# Aim of the exercise:
Reproduce all records exactly.

Dataset rows about figures:
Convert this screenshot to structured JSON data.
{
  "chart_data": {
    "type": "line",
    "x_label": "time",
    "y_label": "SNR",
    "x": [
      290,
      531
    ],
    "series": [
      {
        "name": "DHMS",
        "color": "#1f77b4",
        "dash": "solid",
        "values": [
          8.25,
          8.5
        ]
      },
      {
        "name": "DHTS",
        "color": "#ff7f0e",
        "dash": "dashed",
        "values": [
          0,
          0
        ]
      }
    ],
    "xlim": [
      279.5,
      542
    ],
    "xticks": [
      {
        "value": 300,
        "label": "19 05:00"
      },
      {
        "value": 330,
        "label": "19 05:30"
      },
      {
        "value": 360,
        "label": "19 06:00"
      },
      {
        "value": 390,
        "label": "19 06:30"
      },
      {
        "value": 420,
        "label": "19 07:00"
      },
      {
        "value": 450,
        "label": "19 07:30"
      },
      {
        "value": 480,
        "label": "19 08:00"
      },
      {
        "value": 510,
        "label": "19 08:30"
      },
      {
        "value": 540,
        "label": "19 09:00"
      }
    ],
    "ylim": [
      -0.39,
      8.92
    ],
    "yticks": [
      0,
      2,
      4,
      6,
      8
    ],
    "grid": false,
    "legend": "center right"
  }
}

# Written reply:
Convert this screenshot to structured JSON data.
{
  "chart_data": {
    "type": "line",
    "x_label": "time",
    "y_label": "SNR",
    "x": [
      290,
      531
    ],
    "series": [
      {
        "name": "DHMS",
        "color": "#1f77b4",
        "dash": "solid",
        "values": [
          8.25,
          8.5
        ]
      },
      {
        "name": "DHTS",
        "color": "#ff7f0e",
        "dash": "dashed",
        "values": [
          0,
          0
        ]
      }
    ],
    "xlim": [
      279.5,
      542
    ],
    "xticks": [
      {
        "value": 300,
        "label": "19 05:00"
      },
      {
        "value": 330,
        "label": "19 05:30"
      },
      {
        "value": 360,
        "label": "19 06:00"
      },
      {
        "value": 390,
        "label": "19 06:30"
      },
      {
        "value": 420,
        "label": "19 07:00"
      },
      {
        "value": 450,
        "label": "19 07:30"
      },
      {
        "value": 480,
        "label": "19 08:00"
      },
      {
        "value": 510,
        "label": "19 08:30"
      },
      {
        "value": 540,
        "label": "19 09:00"
      }
    ],
    "ylim": [
      -0.39,
      8.92
    ],
    "yticks": [
      0,
      2,
      4,
      6,
      8
    ],
    "grid": false,
    "legend": "center right"
  }
}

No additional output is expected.